Transcribe the material in full. Nothing should differ except that the pictures are left out.

§ Figure data in JSON:
————

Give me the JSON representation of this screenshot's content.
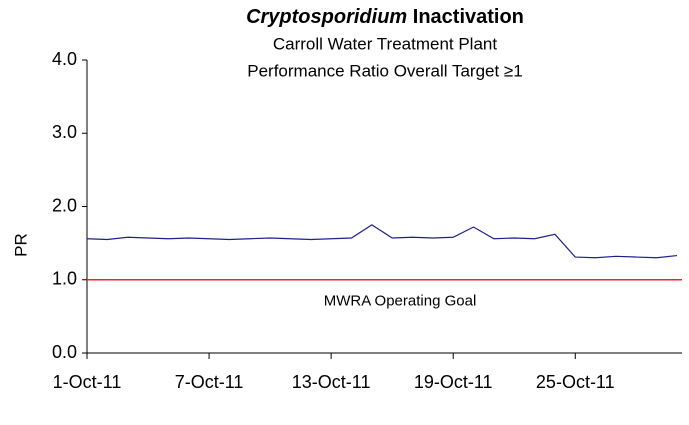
{
  "chart_data": {
    "type": "line",
    "title": {
      "italic": "Cryptosporidium",
      "rest": "Inactivation"
    },
    "subtitle": [
      "Carroll Water Treatment Plant",
      "Performance Ratio Overall Target ≥1"
    ],
    "ylabel": "PR",
    "x": [
      "2011-10-01",
      "2011-10-02",
      "2011-10-03",
      "2011-10-04",
      "2011-10-05",
      "2011-10-06",
      "2011-10-07",
      "2011-10-08",
      "2011-10-09",
      "2011-10-10",
      "2011-10-11",
      "2011-10-12",
      "2011-10-13",
      "2011-10-14",
      "2011-10-15",
      "2011-10-16",
      "2011-10-17",
      "2011-10-18",
      "2011-10-19",
      "2011-10-20",
      "2011-10-21",
      "2011-10-22",
      "2011-10-23",
      "2011-10-24",
      "2011-10-25",
      "2011-10-26",
      "2011-10-27",
      "2011-10-28",
      "2011-10-29",
      "2011-10-30"
    ],
    "series": [
      {
        "name": "PR",
        "color": "#1f1f8f",
        "values": [
          1.56,
          1.55,
          1.58,
          1.57,
          1.56,
          1.57,
          1.56,
          1.55,
          1.56,
          1.57,
          1.56,
          1.55,
          1.56,
          1.57,
          1.75,
          1.57,
          1.58,
          1.57,
          1.58,
          1.72,
          1.56,
          1.57,
          1.56,
          1.62,
          1.31,
          1.3,
          1.32,
          1.31,
          1.3,
          1.33
        ]
      }
    ],
    "xlim": [
      "2011-10-01",
      "2011-10-30"
    ],
    "xticks": [
      {
        "value": "2011-10-01",
        "label": "1-Oct-11"
      },
      {
        "value": "2011-10-07",
        "label": "7-Oct-11"
      },
      {
        "value": "2011-10-13",
        "label": "13-Oct-11"
      },
      {
        "value": "2011-10-19",
        "label": "19-Oct-11"
      },
      {
        "value": "2011-10-25",
        "label": "25-Oct-11"
      }
    ],
    "ylim": [
      0,
      4
    ],
    "yticks": [
      {
        "value": 0,
        "label": "0.0"
      },
      {
        "value": 1,
        "label": "1.0"
      },
      {
        "value": 2,
        "label": "2.0"
      },
      {
        "value": 3,
        "label": "3.0"
      },
      {
        "value": 4,
        "label": "4.0"
      }
    ],
    "reference_line": {
      "value": 1,
      "label": "MWRA Operating Goal",
      "color": "#ff2020"
    },
    "grid": false
  }
}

————

§ EXERCISE SOLUTION:
Give me the JSON representation of this screenshot's content.
{
  "chart_data": {
    "type": "line",
    "title": {
      "italic": "Cryptosporidium",
      "rest": "Inactivation"
    },
    "subtitle": [
      "Carroll Water Treatment Plant",
      "Performance Ratio Overall Target ≥1"
    ],
    "ylabel": "PR",
    "x": [
      "2011-10-01",
      "2011-10-02",
      "2011-10-03",
      "2011-10-04",
      "2011-10-05",
      "2011-10-06",
      "2011-10-07",
      "2011-10-08",
      "2011-10-09",
      "2011-10-10",
      "2011-10-11",
      "2011-10-12",
      "2011-10-13",
      "2011-10-14",
      "2011-10-15",
      "2011-10-16",
      "2011-10-17",
      "2011-10-18",
      "2011-10-19",
      "2011-10-20",
      "2011-10-21",
      "2011-10-22",
      "2011-10-23",
      "2011-10-24",
      "2011-10-25",
      "2011-10-26",
      "2011-10-27",
      "2011-10-28",
      "2011-10-29",
      "2011-10-30"
    ],
    "series": [
      {
        "name": "PR",
        "color": "#1f1f8f",
        "values": [
          1.56,
          1.55,
          1.58,
          1.57,
          1.56,
          1.57,
          1.56,
          1.55,
          1.56,
          1.57,
          1.56,
          1.55,
          1.56,
          1.57,
          1.75,
          1.57,
          1.58,
          1.57,
          1.58,
          1.72,
          1.56,
          1.57,
          1.56,
          1.62,
          1.31,
          1.3,
          1.32,
          1.31,
          1.3,
          1.33
        ]
      }
    ],
    "xlim": [
      "2011-10-01",
      "2011-10-30"
    ],
    "xticks": [
      {
        "value": "2011-10-01",
        "label": "1-Oct-11"
      },
      {
        "value": "2011-10-07",
        "label": "7-Oct-11"
      },
      {
        "value": "2011-10-13",
        "label": "13-Oct-11"
      },
      {
        "value": "2011-10-19",
        "label": "19-Oct-11"
      },
      {
        "value": "2011-10-25",
        "label": "25-Oct-11"
      }
    ],
    "ylim": [
      0,
      4
    ],
    "yticks": [
      {
        "value": 0,
        "label": "0.0"
      },
      {
        "value": 1,
        "label": "1.0"
      },
      {
        "value": 2,
        "label": "2.0"
      },
      {
        "value": 3,
        "label": "3.0"
      },
      {
        "value": 4,
        "label": "4.0"
      }
    ],
    "reference_line": {
      "value": 1,
      "label": "MWRA Operating Goal",
      "color": "#ff2020"
    },
    "grid": false
  }
}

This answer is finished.